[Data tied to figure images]
********
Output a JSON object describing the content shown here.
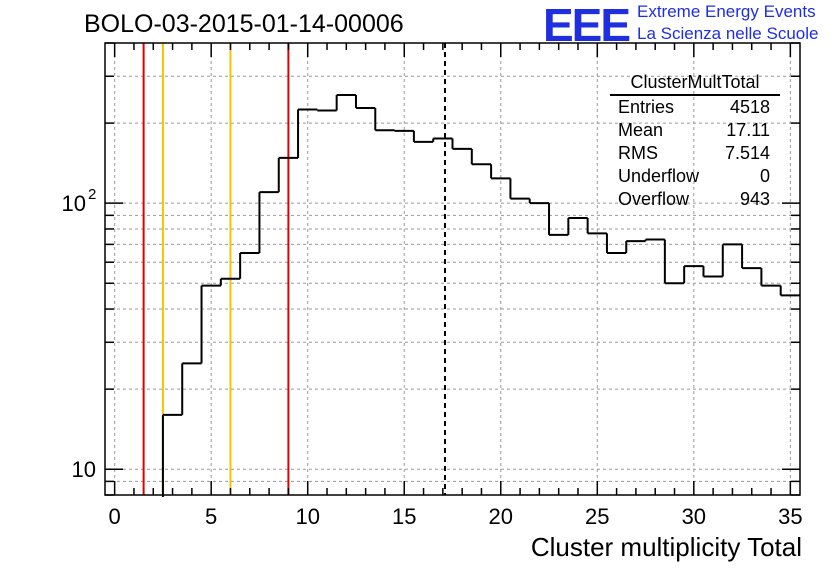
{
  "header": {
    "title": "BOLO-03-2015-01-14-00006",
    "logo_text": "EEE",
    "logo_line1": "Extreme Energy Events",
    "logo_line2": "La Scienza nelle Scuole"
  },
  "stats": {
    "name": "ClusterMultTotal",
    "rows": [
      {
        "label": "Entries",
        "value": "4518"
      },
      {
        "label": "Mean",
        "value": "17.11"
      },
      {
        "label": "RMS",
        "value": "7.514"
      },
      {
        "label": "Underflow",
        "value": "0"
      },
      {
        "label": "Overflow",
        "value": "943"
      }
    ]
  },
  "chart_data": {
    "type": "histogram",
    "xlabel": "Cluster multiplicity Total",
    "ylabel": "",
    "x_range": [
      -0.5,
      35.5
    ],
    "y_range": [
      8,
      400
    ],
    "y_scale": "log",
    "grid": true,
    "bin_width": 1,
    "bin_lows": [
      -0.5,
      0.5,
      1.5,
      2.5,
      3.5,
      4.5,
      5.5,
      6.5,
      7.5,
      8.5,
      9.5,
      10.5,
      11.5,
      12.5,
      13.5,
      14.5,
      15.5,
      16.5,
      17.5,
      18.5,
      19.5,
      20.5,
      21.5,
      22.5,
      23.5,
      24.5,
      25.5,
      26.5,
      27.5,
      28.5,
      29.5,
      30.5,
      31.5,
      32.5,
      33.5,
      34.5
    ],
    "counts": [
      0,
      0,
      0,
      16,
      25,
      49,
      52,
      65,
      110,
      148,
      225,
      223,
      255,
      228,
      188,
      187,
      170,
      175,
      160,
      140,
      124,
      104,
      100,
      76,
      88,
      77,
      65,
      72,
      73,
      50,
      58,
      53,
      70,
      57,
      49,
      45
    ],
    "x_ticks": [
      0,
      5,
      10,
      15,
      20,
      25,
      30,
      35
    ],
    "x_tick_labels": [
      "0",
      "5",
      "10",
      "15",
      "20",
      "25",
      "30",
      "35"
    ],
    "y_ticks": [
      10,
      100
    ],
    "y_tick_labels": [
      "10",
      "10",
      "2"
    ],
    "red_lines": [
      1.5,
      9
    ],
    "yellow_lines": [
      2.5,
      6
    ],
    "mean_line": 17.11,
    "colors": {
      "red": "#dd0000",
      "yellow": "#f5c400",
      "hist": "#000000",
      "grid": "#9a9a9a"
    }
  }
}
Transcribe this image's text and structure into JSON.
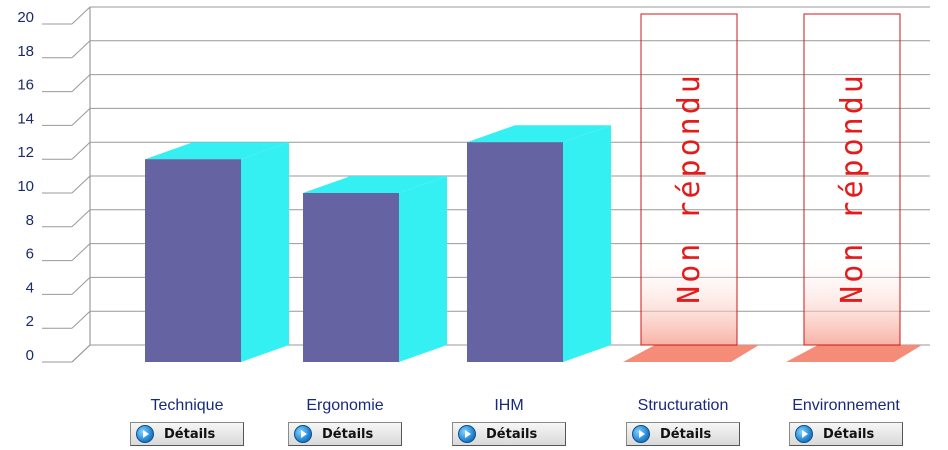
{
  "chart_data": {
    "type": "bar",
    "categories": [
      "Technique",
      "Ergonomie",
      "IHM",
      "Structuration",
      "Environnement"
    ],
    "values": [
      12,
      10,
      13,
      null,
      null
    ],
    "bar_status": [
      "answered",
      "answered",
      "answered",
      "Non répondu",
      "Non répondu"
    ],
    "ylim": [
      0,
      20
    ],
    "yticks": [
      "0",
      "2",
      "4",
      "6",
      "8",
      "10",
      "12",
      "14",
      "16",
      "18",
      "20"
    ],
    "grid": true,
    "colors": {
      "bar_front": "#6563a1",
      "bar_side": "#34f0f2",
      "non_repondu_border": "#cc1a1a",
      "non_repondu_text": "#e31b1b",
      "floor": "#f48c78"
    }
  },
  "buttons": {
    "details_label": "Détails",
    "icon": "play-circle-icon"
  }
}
********
* _What the task requires_
Write out each entry exactly as given, but skip the pictures.

* _Written solution_
Output a JSON object describing the content shown here.
{
  "header": {
    "title": "BOLO-03-2015-01-14-00006",
    "logo_text": "EEE",
    "logo_line1": "Extreme Energy Events",
    "logo_line2": "La Scienza nelle Scuole"
  },
  "stats": {
    "name": "ClusterMultTotal",
    "rows": [
      {
        "label": "Entries",
        "value": "4518"
      },
      {
        "label": "Mean",
        "value": "17.11"
      },
      {
        "label": "RMS",
        "value": "7.514"
      },
      {
        "label": "Underflow",
        "value": "0"
      },
      {
        "label": "Overflow",
        "value": "943"
      }
    ]
  },
  "chart_data": {
    "type": "histogram",
    "xlabel": "Cluster multiplicity Total",
    "ylabel": "",
    "x_range": [
      -0.5,
      35.5
    ],
    "y_range": [
      8,
      400
    ],
    "y_scale": "log",
    "grid": true,
    "bin_width": 1,
    "bin_lows": [
      -0.5,
      0.5,
      1.5,
      2.5,
      3.5,
      4.5,
      5.5,
      6.5,
      7.5,
      8.5,
      9.5,
      10.5,
      11.5,
      12.5,
      13.5,
      14.5,
      15.5,
      16.5,
      17.5,
      18.5,
      19.5,
      20.5,
      21.5,
      22.5,
      23.5,
      24.5,
      25.5,
      26.5,
      27.5,
      28.5,
      29.5,
      30.5,
      31.5,
      32.5,
      33.5,
      34.5
    ],
    "counts": [
      0,
      0,
      0,
      16,
      25,
      49,
      52,
      65,
      110,
      148,
      225,
      223,
      255,
      228,
      188,
      187,
      170,
      175,
      160,
      140,
      124,
      104,
      100,
      76,
      88,
      77,
      65,
      72,
      73,
      50,
      58,
      53,
      70,
      57,
      49,
      45
    ],
    "x_ticks": [
      0,
      5,
      10,
      15,
      20,
      25,
      30,
      35
    ],
    "x_tick_labels": [
      "0",
      "5",
      "10",
      "15",
      "20",
      "25",
      "30",
      "35"
    ],
    "y_ticks": [
      10,
      100
    ],
    "y_tick_labels": [
      "10",
      "10",
      "2"
    ],
    "red_lines": [
      1.5,
      9
    ],
    "yellow_lines": [
      2.5,
      6
    ],
    "mean_line": 17.11,
    "colors": {
      "red": "#dd0000",
      "yellow": "#f5c400",
      "hist": "#000000",
      "grid": "#9a9a9a"
    }
  }
}
Transcribe this image's text and structure into JSON.
{
  "chart_data": {
    "type": "bar",
    "categories": [
      "Technique",
      "Ergonomie",
      "IHM",
      "Structuration",
      "Environnement"
    ],
    "values": [
      12,
      10,
      13,
      null,
      null
    ],
    "bar_status": [
      "answered",
      "answered",
      "answered",
      "Non répondu",
      "Non répondu"
    ],
    "ylim": [
      0,
      20
    ],
    "yticks": [
      "0",
      "2",
      "4",
      "6",
      "8",
      "10",
      "12",
      "14",
      "16",
      "18",
      "20"
    ],
    "grid": true,
    "colors": {
      "bar_front": "#6563a1",
      "bar_side": "#34f0f2",
      "non_repondu_border": "#cc1a1a",
      "non_repondu_text": "#e31b1b",
      "floor": "#f48c78"
    }
  },
  "buttons": {
    "details_label": "Détails",
    "icon": "play-circle-icon"
  }
}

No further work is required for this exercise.